---- PROVIDED RECORDS
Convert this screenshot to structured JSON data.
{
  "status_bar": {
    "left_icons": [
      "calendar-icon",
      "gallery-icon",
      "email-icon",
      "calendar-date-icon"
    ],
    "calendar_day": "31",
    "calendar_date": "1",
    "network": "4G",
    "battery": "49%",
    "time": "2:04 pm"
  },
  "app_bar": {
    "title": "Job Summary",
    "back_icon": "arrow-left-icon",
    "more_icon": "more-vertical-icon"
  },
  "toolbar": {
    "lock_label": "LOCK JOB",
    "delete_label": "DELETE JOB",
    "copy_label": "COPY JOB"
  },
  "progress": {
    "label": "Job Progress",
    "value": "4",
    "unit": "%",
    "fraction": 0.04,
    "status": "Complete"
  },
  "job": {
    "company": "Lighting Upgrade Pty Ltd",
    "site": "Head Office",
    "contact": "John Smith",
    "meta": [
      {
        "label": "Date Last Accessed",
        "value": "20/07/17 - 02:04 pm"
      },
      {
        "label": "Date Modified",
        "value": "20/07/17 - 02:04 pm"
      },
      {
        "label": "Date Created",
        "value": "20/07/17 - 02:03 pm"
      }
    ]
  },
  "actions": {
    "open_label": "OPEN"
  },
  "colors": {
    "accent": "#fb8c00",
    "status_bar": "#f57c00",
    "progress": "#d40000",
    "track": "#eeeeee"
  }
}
--------
• _WRITTEN REQUEST_
The entries above should be repeated exactly, every one of them.

• _ANSWER TO THIS EXERCISE_
Convert this screenshot to structured JSON data.
{
  "status_bar": {
    "left_icons": [
      "calendar-icon",
      "gallery-icon",
      "email-icon",
      "calendar-date-icon"
    ],
    "calendar_day": "31",
    "calendar_date": "1",
    "network": "4G",
    "battery": "49%",
    "time": "2:04 pm"
  },
  "app_bar": {
    "title": "Job Summary",
    "back_icon": "arrow-left-icon",
    "more_icon": "more-vertical-icon"
  },
  "toolbar": {
    "lock_label": "LOCK JOB",
    "delete_label": "DELETE JOB",
    "copy_label": "COPY JOB"
  },
  "progress": {
    "label": "Job Progress",
    "value": "4",
    "unit": "%",
    "fraction": 0.04,
    "status": "Complete"
  },
  "job": {
    "company": "Lighting Upgrade Pty Ltd",
    "site": "Head Office",
    "contact": "John Smith",
    "meta": [
      {
        "label": "Date Last Accessed",
        "value": "20/07/17 - 02:04 pm"
      },
      {
        "label": "Date Modified",
        "value": "20/07/17 - 02:04 pm"
      },
      {
        "label": "Date Created",
        "value": "20/07/17 - 02:03 pm"
      }
    ]
  },
  "actions": {
    "open_label": "OPEN"
  },
  "colors": {
    "accent": "#fb8c00",
    "status_bar": "#f57c00",
    "progress": "#d40000",
    "track": "#eeeeee"
  }
}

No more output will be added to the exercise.